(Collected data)
________
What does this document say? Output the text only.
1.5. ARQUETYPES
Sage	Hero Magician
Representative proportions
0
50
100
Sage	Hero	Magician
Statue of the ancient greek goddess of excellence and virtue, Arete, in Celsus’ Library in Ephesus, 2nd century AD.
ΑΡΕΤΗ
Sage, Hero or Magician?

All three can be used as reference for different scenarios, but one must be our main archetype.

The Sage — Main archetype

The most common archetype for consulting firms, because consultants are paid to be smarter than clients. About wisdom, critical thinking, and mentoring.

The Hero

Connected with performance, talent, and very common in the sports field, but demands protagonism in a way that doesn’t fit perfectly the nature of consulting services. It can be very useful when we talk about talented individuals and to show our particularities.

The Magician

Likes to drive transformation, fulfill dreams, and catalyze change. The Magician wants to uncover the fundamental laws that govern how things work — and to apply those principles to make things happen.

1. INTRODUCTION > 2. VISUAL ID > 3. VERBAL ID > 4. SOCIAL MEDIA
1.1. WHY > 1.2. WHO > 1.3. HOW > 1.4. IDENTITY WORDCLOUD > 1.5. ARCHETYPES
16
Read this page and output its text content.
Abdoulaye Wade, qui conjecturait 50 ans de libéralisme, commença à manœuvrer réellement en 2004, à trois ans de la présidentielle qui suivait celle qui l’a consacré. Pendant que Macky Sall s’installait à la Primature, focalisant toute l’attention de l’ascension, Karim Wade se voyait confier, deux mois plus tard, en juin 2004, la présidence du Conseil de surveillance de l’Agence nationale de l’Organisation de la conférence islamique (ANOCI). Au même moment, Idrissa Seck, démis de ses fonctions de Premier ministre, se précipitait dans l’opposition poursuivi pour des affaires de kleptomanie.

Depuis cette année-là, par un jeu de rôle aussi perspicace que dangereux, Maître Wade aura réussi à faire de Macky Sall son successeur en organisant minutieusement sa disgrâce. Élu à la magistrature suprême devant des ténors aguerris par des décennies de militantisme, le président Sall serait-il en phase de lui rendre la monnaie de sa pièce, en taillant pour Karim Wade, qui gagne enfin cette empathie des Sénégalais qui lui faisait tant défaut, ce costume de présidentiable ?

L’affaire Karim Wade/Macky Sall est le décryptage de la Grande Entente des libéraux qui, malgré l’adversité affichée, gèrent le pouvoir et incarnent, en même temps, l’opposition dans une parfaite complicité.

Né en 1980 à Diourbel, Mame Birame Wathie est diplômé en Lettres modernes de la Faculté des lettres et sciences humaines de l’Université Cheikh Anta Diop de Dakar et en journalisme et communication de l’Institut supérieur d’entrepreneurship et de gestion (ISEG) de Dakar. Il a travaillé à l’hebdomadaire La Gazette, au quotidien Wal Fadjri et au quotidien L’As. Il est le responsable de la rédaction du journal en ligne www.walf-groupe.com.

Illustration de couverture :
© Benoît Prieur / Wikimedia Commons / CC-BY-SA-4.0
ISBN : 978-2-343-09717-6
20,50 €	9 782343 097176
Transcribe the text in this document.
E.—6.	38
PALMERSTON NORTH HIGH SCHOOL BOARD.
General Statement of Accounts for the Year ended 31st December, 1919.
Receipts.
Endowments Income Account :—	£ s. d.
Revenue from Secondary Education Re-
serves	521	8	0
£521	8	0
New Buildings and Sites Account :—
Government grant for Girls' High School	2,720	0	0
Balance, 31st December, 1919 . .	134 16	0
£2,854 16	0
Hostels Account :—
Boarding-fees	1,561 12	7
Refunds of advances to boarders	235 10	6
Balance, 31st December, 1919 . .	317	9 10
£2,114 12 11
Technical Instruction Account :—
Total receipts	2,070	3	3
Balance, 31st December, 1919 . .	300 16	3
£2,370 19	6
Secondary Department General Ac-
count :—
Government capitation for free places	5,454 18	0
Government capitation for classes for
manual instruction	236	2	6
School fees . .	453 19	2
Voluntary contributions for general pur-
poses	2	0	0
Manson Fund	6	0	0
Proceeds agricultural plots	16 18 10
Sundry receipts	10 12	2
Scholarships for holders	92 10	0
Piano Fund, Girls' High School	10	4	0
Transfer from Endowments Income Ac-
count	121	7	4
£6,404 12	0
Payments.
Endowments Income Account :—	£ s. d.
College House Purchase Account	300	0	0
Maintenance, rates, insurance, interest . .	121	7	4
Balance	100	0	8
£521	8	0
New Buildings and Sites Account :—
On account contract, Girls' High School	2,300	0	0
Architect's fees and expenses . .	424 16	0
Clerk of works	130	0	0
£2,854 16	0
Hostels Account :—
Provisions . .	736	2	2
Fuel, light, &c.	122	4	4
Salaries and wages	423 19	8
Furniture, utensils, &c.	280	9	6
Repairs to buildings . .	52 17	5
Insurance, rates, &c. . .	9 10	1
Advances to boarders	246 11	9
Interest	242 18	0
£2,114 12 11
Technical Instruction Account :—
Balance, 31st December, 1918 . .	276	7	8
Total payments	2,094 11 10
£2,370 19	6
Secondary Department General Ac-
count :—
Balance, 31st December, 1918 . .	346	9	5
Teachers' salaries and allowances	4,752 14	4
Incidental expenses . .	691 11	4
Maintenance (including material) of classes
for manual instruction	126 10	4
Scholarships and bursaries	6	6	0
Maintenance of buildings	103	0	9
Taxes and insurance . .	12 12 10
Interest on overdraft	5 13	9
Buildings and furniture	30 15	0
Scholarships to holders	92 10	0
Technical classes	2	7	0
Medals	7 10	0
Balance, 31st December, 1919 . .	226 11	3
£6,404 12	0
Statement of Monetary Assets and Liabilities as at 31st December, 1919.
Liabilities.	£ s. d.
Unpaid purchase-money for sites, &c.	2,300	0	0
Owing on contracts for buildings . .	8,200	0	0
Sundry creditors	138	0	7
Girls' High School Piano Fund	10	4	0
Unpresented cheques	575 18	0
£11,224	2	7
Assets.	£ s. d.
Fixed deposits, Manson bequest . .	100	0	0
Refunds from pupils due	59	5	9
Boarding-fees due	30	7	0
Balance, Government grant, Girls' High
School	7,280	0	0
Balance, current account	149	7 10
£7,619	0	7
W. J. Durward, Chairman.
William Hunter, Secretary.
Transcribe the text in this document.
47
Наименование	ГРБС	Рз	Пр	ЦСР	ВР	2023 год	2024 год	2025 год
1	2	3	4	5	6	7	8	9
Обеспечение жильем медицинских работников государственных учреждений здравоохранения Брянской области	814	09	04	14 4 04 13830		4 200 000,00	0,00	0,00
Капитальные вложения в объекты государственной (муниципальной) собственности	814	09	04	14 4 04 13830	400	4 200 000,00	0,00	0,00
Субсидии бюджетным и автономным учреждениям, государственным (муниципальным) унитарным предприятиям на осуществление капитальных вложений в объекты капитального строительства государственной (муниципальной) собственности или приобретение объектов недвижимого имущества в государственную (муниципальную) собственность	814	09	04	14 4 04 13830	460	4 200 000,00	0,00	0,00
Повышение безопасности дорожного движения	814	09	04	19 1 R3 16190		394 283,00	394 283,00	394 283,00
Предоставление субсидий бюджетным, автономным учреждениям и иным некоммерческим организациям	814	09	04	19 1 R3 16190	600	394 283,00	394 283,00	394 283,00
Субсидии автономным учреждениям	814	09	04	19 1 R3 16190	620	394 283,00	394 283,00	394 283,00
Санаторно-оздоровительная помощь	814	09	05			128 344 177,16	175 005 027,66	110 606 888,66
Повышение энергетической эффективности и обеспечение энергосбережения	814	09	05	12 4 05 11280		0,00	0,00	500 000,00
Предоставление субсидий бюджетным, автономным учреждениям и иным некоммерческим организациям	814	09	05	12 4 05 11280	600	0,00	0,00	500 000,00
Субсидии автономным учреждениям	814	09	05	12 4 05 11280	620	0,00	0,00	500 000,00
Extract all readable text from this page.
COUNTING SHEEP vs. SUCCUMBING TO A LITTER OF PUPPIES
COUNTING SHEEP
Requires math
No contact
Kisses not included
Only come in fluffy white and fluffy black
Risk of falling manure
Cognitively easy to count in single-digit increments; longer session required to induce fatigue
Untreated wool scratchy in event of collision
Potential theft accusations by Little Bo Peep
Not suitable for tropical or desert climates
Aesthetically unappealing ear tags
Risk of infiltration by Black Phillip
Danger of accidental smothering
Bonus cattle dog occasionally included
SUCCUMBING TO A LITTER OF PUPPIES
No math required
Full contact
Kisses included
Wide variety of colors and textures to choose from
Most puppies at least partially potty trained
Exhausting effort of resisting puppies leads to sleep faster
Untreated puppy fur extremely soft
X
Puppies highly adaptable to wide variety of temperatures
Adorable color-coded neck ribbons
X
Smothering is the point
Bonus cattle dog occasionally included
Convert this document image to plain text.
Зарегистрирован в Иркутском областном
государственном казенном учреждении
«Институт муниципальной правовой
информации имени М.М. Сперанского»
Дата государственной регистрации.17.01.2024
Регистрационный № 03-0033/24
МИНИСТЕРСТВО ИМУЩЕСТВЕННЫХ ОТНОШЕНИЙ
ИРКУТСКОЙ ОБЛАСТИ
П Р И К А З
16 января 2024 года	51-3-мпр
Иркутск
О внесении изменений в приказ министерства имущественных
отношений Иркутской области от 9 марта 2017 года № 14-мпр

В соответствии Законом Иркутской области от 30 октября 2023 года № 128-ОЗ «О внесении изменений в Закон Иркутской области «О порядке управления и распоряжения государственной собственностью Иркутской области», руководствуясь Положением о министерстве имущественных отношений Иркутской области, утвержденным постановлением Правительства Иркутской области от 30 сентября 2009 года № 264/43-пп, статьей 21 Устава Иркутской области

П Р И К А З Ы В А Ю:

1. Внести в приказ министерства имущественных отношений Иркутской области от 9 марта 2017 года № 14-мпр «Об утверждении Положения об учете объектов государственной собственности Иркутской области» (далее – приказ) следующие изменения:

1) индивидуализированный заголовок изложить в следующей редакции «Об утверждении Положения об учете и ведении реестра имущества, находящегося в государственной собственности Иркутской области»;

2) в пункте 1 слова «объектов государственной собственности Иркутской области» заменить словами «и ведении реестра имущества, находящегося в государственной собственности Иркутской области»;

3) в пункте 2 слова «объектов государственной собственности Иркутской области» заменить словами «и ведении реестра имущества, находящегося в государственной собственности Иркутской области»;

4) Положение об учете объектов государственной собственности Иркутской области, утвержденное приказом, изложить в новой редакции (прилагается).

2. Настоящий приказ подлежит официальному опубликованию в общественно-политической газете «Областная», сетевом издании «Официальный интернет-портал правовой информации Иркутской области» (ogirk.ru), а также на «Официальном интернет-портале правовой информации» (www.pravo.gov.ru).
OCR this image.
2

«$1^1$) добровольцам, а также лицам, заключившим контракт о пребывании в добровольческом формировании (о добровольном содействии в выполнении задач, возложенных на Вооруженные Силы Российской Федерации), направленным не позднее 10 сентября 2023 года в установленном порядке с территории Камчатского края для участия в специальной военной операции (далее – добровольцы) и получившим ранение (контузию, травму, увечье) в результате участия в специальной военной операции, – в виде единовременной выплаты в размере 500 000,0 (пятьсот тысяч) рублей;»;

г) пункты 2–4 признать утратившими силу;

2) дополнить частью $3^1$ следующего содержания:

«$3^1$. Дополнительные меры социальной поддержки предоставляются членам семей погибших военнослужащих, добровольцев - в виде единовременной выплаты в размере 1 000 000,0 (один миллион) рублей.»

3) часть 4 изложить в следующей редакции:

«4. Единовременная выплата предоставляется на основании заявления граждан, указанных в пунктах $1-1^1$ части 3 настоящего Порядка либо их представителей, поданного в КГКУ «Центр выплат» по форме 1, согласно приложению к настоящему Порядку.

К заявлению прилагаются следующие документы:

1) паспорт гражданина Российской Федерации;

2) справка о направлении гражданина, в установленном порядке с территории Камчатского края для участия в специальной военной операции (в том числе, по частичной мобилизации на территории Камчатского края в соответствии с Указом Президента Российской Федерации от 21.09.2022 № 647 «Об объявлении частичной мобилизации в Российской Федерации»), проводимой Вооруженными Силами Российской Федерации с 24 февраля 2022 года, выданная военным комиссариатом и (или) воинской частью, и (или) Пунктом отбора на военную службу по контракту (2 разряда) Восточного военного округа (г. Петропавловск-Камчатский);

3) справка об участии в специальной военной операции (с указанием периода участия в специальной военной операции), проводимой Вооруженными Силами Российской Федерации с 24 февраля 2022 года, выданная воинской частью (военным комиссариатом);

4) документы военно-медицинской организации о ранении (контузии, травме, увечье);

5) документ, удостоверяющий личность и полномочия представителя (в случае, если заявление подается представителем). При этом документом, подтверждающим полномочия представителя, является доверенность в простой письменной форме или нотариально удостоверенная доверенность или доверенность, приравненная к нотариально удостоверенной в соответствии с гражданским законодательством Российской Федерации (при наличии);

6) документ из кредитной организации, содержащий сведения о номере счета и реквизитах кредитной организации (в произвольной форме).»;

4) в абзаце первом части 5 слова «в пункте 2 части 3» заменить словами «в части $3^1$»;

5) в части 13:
________
_Exercise prompt:_
How many lines in the records above hold the word "следующие"? Give only the number.

_Task result:_
2